Required task: Only the lines from the line containing "Serialize everything readable" through the final line of the entries should be printed, exactly as given, with the pictures left out.

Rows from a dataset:

================

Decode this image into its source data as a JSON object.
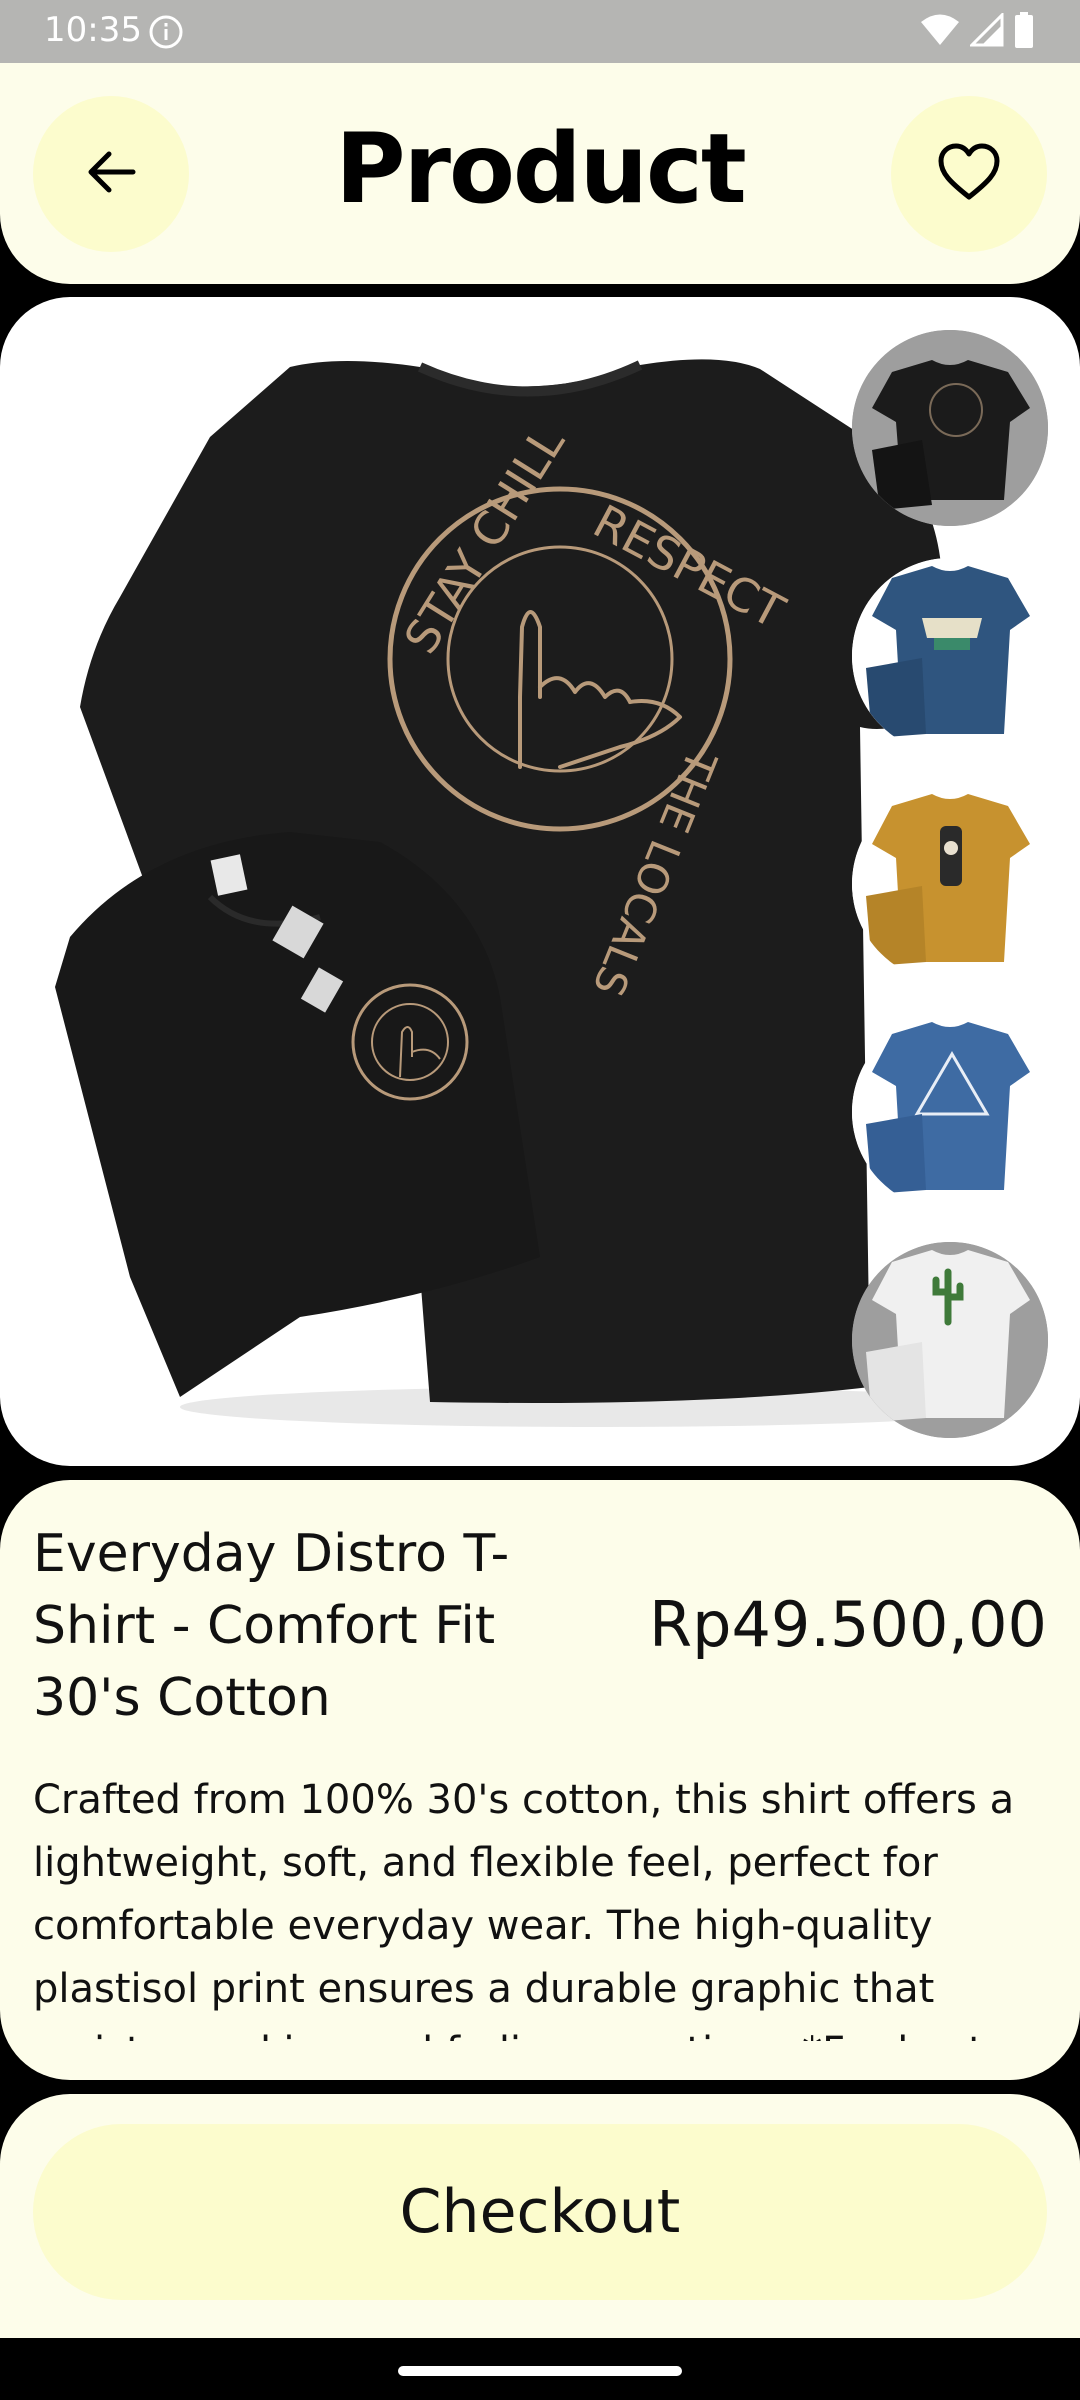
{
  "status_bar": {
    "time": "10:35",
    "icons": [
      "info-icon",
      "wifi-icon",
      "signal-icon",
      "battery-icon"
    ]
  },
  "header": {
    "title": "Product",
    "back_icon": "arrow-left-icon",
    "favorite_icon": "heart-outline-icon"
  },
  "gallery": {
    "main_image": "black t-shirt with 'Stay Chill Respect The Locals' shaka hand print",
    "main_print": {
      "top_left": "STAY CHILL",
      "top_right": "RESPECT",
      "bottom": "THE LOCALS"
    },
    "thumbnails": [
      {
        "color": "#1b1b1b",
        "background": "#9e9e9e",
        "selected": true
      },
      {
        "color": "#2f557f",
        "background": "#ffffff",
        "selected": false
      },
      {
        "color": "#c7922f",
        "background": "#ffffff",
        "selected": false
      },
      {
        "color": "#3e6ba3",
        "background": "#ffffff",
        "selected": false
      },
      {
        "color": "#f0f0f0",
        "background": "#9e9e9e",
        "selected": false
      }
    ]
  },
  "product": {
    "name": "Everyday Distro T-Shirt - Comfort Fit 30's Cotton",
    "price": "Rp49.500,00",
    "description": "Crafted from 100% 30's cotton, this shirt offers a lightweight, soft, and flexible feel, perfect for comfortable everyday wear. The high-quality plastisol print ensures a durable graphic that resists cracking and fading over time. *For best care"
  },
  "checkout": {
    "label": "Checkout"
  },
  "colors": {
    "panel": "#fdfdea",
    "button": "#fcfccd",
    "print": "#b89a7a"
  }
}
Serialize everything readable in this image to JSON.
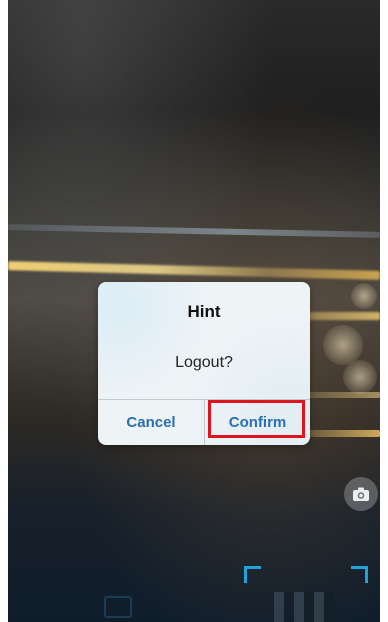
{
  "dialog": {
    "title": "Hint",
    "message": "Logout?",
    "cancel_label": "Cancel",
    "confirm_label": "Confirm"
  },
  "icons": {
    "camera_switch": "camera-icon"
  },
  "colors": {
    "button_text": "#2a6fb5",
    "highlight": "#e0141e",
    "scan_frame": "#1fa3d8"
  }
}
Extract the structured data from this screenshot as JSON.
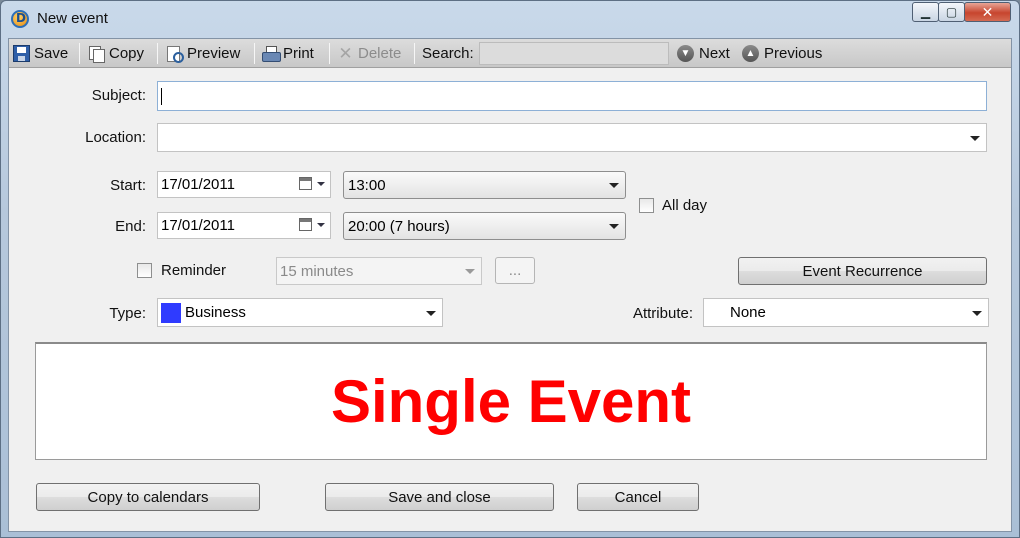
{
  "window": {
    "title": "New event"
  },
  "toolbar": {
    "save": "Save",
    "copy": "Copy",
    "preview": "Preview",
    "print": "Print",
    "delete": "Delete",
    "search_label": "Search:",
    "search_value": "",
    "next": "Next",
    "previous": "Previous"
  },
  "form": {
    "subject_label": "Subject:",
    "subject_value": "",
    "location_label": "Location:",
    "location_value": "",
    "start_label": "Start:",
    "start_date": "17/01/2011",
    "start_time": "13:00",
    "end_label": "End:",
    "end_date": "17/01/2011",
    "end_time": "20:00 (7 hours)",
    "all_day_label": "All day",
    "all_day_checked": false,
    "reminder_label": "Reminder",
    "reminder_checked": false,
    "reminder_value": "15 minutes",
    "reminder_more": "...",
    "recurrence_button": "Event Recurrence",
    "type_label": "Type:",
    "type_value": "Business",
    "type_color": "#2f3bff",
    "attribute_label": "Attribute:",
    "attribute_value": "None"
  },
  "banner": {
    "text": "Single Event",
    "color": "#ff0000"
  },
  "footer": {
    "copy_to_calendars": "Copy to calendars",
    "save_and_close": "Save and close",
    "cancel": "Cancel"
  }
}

================

Solution to the problem:
Serialize everything readable in this image to JSON.
{
  "dialog": {
    "title": "Hint",
    "message": "Logout?",
    "cancel_label": "Cancel",
    "confirm_label": "Confirm"
  },
  "icons": {
    "camera_switch": "camera-icon"
  },
  "colors": {
    "button_text": "#2a6fb5",
    "highlight": "#e0141e",
    "scan_frame": "#1fa3d8"
  }
}
Extract the structured data from this screenshot as JSON.
{
  "window": {
    "title": "New event"
  },
  "toolbar": {
    "save": "Save",
    "copy": "Copy",
    "preview": "Preview",
    "print": "Print",
    "delete": "Delete",
    "search_label": "Search:",
    "search_value": "",
    "next": "Next",
    "previous": "Previous"
  },
  "form": {
    "subject_label": "Subject:",
    "subject_value": "",
    "location_label": "Location:",
    "location_value": "",
    "start_label": "Start:",
    "start_date": "17/01/2011",
    "start_time": "13:00",
    "end_label": "End:",
    "end_date": "17/01/2011",
    "end_time": "20:00 (7 hours)",
    "all_day_label": "All day",
    "all_day_checked": false,
    "reminder_label": "Reminder",
    "reminder_checked": false,
    "reminder_value": "15 minutes",
    "reminder_more": "...",
    "recurrence_button": "Event Recurrence",
    "type_label": "Type:",
    "type_value": "Business",
    "type_color": "#2f3bff",
    "attribute_label": "Attribute:",
    "attribute_value": "None"
  },
  "banner": {
    "text": "Single Event",
    "color": "#ff0000"
  },
  "footer": {
    "copy_to_calendars": "Copy to calendars",
    "save_and_close": "Save and close",
    "cancel": "Cancel"
  }
}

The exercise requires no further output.